#### EXTRACT TO READ:
>>>
Opinion
Case No. 22-22162-gmh
2023-03-13
Steven E. Berg, Esserlaw LLC, Milwaukee, WI, for Debtor. Scott Lieske, Chapter 13 Trustee, Milwaukee, WI, Trustee, pro se.
Steven E. Berg, Esserlaw LLC, Milwaukee, WI, for Debtor.
Scott Lieske, Chapter 13 Trustee, Milwaukee, WI, Trustee, pro se.
OPINION AND ORDER ON CREDITOR'S OBJECTION TO CONFIRMATION
G. Michael Halfenger, Chief United States Bankruptcy Judge
Debtor Java Berry resides in a house that secures a loan his now deceased mother obtained many years ago. To obtain the loan his mother promised repayment from the home's sale after her death. Berry, who claims an interest in the house as one of his mother's heirs and its current resident, seeks instead to retire the loan and the mortgage that secures it through his chapter 13 plan. The creditor that holds the note and mortgage objects to confirmation of Berry's plan, contending that it cannot provide for the debt until his mother's probate estate is administered.
I
Gertrude Berry purchased real estate located at 2467-2467A North 57th Street in Milwaukee, Wisconsin (the "Property") in 1996, and she lived there with her son, debtor Java Berry, until her death in 2021. ECF No. 70, at 1; see also ECF No. 68, at 1. In 2007 Ms. Berry borrowed money and pledged the Property as collateral in a transaction commonly referred to as a "reverse mortgage." She signed a non-recourse Adjustable Rate Note (Home Equity Conversion) and an Adjustable Rate Home Equity Conversion Mortgage, which together entitles the note holder to repayment of the note from a sale of the Property after Ms. Berry's death. Claim No. 7-1, at 24–46. Bank of New York Mellon Trust Company, N.A. ("Bank") now holds the note and mortgage, as trustee for a securitization trust. Id.
<<<
#### EXERCISE TASKS:
[1] In the opinion, condense the paragraph beginning "Gertrude Berry purchased real estate" into a shorter version that keeps its main facts.
[2] Reproduce the records verbatim, everything from their first line down to the line containing "nav-access[interactable]: Access bbox=[10, 666, 280, 712]", with both of those lines included.

#### MATERIALS PROVIDED:
>>>
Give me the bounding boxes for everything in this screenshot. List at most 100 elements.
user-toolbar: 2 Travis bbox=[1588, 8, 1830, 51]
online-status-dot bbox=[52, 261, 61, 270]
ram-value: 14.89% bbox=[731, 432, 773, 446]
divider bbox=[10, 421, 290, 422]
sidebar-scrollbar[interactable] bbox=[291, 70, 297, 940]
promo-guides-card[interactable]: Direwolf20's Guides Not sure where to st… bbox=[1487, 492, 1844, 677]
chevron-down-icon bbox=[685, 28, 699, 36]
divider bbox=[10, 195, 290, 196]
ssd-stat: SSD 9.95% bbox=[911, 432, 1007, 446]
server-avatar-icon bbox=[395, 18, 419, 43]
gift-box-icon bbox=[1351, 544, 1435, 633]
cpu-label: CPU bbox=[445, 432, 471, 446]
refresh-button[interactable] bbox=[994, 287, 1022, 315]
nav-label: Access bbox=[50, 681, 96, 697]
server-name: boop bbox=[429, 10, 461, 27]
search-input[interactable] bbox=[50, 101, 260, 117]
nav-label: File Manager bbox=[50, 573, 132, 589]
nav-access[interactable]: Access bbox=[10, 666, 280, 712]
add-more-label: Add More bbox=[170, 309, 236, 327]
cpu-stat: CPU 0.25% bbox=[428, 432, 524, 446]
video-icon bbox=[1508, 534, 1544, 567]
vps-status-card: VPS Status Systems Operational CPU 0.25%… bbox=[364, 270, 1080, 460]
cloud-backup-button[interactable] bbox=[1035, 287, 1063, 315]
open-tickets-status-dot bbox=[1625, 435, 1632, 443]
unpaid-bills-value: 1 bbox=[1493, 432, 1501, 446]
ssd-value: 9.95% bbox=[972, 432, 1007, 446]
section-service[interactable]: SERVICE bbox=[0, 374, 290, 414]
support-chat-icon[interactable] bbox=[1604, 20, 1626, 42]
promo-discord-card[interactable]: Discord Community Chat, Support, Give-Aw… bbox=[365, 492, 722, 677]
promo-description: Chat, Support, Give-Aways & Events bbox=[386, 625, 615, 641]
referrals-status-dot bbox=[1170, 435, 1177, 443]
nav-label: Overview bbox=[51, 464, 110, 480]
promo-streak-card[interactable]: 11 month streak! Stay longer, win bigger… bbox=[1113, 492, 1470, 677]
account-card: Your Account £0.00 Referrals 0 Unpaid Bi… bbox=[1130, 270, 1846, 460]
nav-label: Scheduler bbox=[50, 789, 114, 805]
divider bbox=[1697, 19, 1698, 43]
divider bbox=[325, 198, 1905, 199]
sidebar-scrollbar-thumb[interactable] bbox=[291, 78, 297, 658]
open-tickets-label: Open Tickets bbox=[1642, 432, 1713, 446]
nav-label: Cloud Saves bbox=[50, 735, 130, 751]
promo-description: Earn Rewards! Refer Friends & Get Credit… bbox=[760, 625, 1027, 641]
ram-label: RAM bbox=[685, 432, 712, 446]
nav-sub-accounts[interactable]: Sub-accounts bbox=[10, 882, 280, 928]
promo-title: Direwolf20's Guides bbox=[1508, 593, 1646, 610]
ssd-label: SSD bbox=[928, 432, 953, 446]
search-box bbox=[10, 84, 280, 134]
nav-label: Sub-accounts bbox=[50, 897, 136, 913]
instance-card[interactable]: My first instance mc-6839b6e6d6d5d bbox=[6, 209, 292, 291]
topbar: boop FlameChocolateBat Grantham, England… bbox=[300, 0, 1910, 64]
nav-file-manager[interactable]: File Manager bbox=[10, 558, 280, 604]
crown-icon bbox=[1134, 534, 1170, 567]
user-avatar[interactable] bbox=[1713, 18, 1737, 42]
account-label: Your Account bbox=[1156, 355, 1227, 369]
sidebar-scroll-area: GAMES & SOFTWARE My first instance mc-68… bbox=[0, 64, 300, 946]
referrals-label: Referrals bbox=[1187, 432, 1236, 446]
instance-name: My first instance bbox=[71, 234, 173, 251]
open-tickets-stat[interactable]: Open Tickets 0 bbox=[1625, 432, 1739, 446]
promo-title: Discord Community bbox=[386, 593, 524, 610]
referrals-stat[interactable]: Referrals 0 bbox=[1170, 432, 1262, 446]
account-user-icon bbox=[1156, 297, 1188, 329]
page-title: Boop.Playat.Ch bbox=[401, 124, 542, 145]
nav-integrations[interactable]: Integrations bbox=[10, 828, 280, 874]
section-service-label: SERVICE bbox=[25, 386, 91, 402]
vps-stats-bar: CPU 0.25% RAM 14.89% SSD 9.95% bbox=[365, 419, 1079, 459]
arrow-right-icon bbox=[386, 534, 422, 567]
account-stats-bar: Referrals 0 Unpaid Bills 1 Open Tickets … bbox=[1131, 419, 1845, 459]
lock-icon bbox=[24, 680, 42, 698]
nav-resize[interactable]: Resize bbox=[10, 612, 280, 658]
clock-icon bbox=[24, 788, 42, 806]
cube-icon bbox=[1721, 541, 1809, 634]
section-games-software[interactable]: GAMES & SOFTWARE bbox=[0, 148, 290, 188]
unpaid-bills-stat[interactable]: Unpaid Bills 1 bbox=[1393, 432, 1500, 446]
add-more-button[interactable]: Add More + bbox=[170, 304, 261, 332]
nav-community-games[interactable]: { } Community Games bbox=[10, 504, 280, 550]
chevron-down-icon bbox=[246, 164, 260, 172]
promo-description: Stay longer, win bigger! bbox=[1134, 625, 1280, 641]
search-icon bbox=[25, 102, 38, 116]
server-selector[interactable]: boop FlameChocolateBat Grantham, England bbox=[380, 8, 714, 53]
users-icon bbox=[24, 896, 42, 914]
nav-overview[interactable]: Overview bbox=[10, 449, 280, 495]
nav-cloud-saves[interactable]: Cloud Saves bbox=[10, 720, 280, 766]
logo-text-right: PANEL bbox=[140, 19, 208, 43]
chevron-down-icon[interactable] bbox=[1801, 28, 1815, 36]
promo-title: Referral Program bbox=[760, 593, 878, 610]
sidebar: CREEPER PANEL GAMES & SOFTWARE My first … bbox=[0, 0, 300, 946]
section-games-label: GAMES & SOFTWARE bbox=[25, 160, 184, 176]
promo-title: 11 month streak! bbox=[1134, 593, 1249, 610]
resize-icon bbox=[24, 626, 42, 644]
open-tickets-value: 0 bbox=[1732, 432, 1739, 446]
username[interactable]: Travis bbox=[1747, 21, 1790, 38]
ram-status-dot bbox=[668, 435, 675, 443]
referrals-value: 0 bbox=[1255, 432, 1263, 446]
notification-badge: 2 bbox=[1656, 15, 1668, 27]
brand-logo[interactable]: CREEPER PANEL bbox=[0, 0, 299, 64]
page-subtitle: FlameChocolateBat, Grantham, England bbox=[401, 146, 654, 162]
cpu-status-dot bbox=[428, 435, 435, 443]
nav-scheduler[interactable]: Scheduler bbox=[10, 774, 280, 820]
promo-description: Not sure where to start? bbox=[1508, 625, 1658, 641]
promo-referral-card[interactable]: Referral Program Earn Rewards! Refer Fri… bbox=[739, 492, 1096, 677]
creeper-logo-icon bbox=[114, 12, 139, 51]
<<<
#### RESULTS IN ORDER:
[1] In 1996 Gertrude Berry bought the Property at 2467-2467A North 57th Street in Milwaukee, Wisconsin, and lived there with her son, debtor Java Berry, until her death in 2021. In 2007 she took out a reverse mortgage on the Property by signing a non-recourse Adjustable Rate Note (Home Equity Conversion) and an Adjustable Rate Home Equity Conversion Mortgage. Under these documents, the note holder is to be repaid from a sale of the Property after her death. Bank of New York Mellon Trust Company, N.A. now holds the note and mortgage as trustee for a securitization trust.

[2]
Give me the bounding boxes for everything in this screenshot. List at most 100 elements.
user-toolbar: 2 Travis bbox=[1588, 8, 1830, 51]
online-status-dot bbox=[52, 261, 61, 270]
ram-value: 14.89% bbox=[731, 432, 773, 446]
divider bbox=[10, 421, 290, 422]
sidebar-scrollbar[interactable] bbox=[291, 70, 297, 940]
promo-guides-card[interactable]: Direwolf20's Guides Not sure where to st… bbox=[1487, 492, 1844, 677]
chevron-down-icon bbox=[685, 28, 699, 36]
divider bbox=[10, 195, 290, 196]
ssd-stat: SSD 9.95% bbox=[911, 432, 1007, 446]
server-avatar-icon bbox=[395, 18, 419, 43]
gift-box-icon bbox=[1351, 544, 1435, 633]
cpu-label: CPU bbox=[445, 432, 471, 446]
refresh-button[interactable] bbox=[994, 287, 1022, 315]
nav-label: Access bbox=[50, 681, 96, 697]
server-name: boop bbox=[429, 10, 461, 27]
search-input[interactable] bbox=[50, 101, 260, 117]
nav-label: File Manager bbox=[50, 573, 132, 589]
nav-access[interactable]: Access bbox=[10, 666, 280, 712]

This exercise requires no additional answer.